Records provided:

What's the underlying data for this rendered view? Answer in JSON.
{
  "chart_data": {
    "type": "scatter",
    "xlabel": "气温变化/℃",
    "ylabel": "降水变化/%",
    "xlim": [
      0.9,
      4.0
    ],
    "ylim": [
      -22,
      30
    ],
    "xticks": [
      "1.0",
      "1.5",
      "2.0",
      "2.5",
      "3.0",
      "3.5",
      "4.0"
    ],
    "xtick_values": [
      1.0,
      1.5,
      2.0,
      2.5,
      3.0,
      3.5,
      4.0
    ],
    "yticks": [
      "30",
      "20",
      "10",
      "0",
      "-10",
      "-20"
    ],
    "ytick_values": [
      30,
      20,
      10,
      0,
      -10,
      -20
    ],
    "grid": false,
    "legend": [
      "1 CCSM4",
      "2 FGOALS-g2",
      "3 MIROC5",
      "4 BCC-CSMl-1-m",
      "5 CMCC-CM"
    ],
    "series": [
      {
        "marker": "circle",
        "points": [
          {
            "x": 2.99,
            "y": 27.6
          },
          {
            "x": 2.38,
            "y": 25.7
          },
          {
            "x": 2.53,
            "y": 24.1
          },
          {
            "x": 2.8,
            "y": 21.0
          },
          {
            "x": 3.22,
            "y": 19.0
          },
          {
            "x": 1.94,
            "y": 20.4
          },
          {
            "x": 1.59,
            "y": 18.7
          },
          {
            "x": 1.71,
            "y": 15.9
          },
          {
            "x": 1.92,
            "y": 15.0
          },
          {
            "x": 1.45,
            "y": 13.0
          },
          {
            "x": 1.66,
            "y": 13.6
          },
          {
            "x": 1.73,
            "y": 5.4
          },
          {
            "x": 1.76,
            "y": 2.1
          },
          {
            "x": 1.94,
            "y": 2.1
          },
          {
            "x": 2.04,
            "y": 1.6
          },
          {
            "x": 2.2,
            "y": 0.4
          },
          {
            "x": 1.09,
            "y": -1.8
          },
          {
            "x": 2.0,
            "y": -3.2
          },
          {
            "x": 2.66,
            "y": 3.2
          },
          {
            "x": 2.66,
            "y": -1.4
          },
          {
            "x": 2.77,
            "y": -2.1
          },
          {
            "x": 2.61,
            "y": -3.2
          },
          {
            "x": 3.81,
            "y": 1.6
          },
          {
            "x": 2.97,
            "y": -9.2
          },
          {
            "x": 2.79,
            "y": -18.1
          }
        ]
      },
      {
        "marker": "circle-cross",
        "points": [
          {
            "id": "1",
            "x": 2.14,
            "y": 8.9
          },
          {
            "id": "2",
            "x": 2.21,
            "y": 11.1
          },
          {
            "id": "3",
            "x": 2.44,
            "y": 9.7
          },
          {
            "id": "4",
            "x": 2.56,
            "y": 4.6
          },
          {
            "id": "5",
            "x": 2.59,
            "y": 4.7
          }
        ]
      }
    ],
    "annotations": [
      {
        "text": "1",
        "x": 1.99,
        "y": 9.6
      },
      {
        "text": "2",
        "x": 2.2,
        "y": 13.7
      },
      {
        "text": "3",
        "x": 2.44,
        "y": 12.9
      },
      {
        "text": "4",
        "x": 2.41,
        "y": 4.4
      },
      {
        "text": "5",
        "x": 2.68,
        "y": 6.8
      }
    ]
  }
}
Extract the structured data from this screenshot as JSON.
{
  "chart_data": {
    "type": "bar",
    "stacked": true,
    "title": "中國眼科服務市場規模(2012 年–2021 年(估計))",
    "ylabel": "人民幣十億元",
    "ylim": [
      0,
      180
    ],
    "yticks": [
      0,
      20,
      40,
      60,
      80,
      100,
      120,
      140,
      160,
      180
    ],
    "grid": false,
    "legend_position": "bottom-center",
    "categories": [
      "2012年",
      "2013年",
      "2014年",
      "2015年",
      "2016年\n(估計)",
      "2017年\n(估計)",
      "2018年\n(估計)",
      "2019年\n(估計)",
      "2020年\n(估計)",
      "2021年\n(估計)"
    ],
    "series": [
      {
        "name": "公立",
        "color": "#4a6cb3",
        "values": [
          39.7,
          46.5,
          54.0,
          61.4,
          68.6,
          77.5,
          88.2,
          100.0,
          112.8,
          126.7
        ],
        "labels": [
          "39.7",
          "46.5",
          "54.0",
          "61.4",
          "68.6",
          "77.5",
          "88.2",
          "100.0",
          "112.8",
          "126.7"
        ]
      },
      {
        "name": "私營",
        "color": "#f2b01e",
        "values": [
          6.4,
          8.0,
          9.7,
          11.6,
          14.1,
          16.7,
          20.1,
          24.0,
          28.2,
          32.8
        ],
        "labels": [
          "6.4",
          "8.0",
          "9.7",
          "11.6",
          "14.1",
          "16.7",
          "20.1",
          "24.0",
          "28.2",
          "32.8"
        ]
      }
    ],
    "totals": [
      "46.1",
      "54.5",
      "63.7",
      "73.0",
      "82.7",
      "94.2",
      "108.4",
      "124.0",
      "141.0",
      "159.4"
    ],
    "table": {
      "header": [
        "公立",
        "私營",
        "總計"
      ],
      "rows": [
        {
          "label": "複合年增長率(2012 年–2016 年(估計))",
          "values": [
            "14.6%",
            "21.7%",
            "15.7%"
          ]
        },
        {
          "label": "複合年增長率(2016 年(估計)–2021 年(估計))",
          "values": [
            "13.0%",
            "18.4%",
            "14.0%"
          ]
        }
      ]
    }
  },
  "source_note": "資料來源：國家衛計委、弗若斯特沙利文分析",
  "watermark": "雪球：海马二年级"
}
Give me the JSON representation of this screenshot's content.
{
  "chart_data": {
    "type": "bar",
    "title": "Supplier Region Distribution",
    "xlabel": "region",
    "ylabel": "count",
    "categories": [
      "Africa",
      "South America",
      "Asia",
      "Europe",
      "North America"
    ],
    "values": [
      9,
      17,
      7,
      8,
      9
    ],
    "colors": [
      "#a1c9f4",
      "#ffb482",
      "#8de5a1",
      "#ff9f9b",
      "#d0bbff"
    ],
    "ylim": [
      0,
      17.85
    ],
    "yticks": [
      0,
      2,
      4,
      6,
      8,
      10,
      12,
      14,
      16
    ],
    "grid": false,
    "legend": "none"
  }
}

Exercise aim: Recopy the entries above exactly, with every line included.

Written answer:
What's the underlying data for this rendered view? Answer in JSON.
{
  "chart_data": {
    "type": "scatter",
    "xlabel": "气温变化/℃",
    "ylabel": "降水变化/%",
    "xlim": [
      0.9,
      4.0
    ],
    "ylim": [
      -22,
      30
    ],
    "xticks": [
      "1.0",
      "1.5",
      "2.0",
      "2.5",
      "3.0",
      "3.5",
      "4.0"
    ],
    "xtick_values": [
      1.0,
      1.5,
      2.0,
      2.5,
      3.0,
      3.5,
      4.0
    ],
    "yticks": [
      "30",
      "20",
      "10",
      "0",
      "-10",
      "-20"
    ],
    "ytick_values": [
      30,
      20,
      10,
      0,
      -10,
      -20
    ],
    "grid": false,
    "legend": [
      "1 CCSM4",
      "2 FGOALS-g2",
      "3 MIROC5",
      "4 BCC-CSMl-1-m",
      "5 CMCC-CM"
    ],
    "series": [
      {
        "marker": "circle",
        "points": [
          {
            "x": 2.99,
            "y": 27.6
          },
          {
            "x": 2.38,
            "y": 25.7
          },
          {
            "x": 2.53,
            "y": 24.1
          },
          {
            "x": 2.8,
            "y": 21.0
          },
          {
            "x": 3.22,
            "y": 19.0
          },
          {
            "x": 1.94,
            "y": 20.4
          },
          {
            "x": 1.59,
            "y": 18.7
          },
          {
            "x": 1.71,
            "y": 15.9
          },
          {
            "x": 1.92,
            "y": 15.0
          },
          {
            "x": 1.45,
            "y": 13.0
          },
          {
            "x": 1.66,
            "y": 13.6
          },
          {
            "x": 1.73,
            "y": 5.4
          },
          {
            "x": 1.76,
            "y": 2.1
          },
          {
            "x": 1.94,
            "y": 2.1
          },
          {
            "x": 2.04,
            "y": 1.6
          },
          {
            "x": 2.2,
            "y": 0.4
          },
          {
            "x": 1.09,
            "y": -1.8
          },
          {
            "x": 2.0,
            "y": -3.2
          },
          {
            "x": 2.66,
            "y": 3.2
          },
          {
            "x": 2.66,
            "y": -1.4
          },
          {
            "x": 2.77,
            "y": -2.1
          },
          {
            "x": 2.61,
            "y": -3.2
          },
          {
            "x": 3.81,
            "y": 1.6
          },
          {
            "x": 2.97,
            "y": -9.2
          },
          {
            "x": 2.79,
            "y": -18.1
          }
        ]
      },
      {
        "marker": "circle-cross",
        "points": [
          {
            "id": "1",
            "x": 2.14,
            "y": 8.9
          },
          {
            "id": "2",
            "x": 2.21,
            "y": 11.1
          },
          {
            "id": "3",
            "x": 2.44,
            "y": 9.7
          },
          {
            "id": "4",
            "x": 2.56,
            "y": 4.6
          },
          {
            "id": "5",
            "x": 2.59,
            "y": 4.7
          }
        ]
      }
    ],
    "annotations": [
      {
        "text": "1",
        "x": 1.99,
        "y": 9.6
      },
      {
        "text": "2",
        "x": 2.2,
        "y": 13.7
      },
      {
        "text": "3",
        "x": 2.44,
        "y": 12.9
      },
      {
        "text": "4",
        "x": 2.41,
        "y": 4.4
      },
      {
        "text": "5",
        "x": 2.68,
        "y": 6.8
      }
    ]
  }
}
Extract the structured data from this screenshot as JSON.
{
  "chart_data": {
    "type": "bar",
    "stacked": true,
    "title": "中國眼科服務市場規模(2012 年–2021 年(估計))",
    "ylabel": "人民幣十億元",
    "ylim": [
      0,
      180
    ],
    "yticks": [
      0,
      20,
      40,
      60,
      80,
      100,
      120,
      140,
      160,
      180
    ],
    "grid": false,
    "legend_position": "bottom-center",
    "categories": [
      "2012年",
      "2013年",
      "2014年",
      "2015年",
      "2016年\n(估計)",
      "2017年\n(估計)",
      "2018年\n(估計)",
      "2019年\n(估計)",
      "2020年\n(估計)",
      "2021年\n(估計)"
    ],
    "series": [
      {
        "name": "公立",
        "color": "#4a6cb3",
        "values": [
          39.7,
          46.5,
          54.0,
          61.4,
          68.6,
          77.5,
          88.2,
          100.0,
          112.8,
          126.7
        ],
        "labels": [
          "39.7",
          "46.5",
          "54.0",
          "61.4",
          "68.6",
          "77.5",
          "88.2",
          "100.0",
          "112.8",
          "126.7"
        ]
      },
      {
        "name": "私營",
        "color": "#f2b01e",
        "values": [
          6.4,
          8.0,
          9.7,
          11.6,
          14.1,
          16.7,
          20.1,
          24.0,
          28.2,
          32.8
        ],
        "labels": [
          "6.4",
          "8.0",
          "9.7",
          "11.6",
          "14.1",
          "16.7",
          "20.1",
          "24.0",
          "28.2",
          "32.8"
        ]
      }
    ],
    "totals": [
      "46.1",
      "54.5",
      "63.7",
      "73.0",
      "82.7",
      "94.2",
      "108.4",
      "124.0",
      "141.0",
      "159.4"
    ],
    "table": {
      "header": [
        "公立",
        "私營",
        "總計"
      ],
      "rows": [
        {
          "label": "複合年增長率(2012 年–2016 年(估計))",
          "values": [
            "14.6%",
            "21.7%",
            "15.7%"
          ]
        },
        {
          "label": "複合年增長率(2016 年(估計)–2021 年(估計))",
          "values": [
            "13.0%",
            "18.4%",
            "14.0%"
          ]
        }
      ]
    }
  },
  "source_note": "資料來源：國家衛計委、弗若斯特沙利文分析",
  "watermark": "雪球：海马二年级"
}
Give me the JSON representation of this screenshot's content.
{
  "chart_data": {
    "type": "bar",
    "title": "Supplier Region Distribution",
    "xlabel": "region",
    "ylabel": "count",
    "categories": [
      "Africa",
      "South America",
      "Asia",
      "Europe",
      "North America"
    ],
    "values": [
      9,
      17,
      7,
      8,
      9
    ],
    "colors": [
      "#a1c9f4",
      "#ffb482",
      "#8de5a1",
      "#ff9f9b",
      "#d0bbff"
    ],
    "ylim": [
      0,
      17.85
    ],
    "yticks": [
      0,
      2,
      4,
      6,
      8,
      10,
      12,
      14,
      16
    ],
    "grid": false,
    "legend": "none"
  }
}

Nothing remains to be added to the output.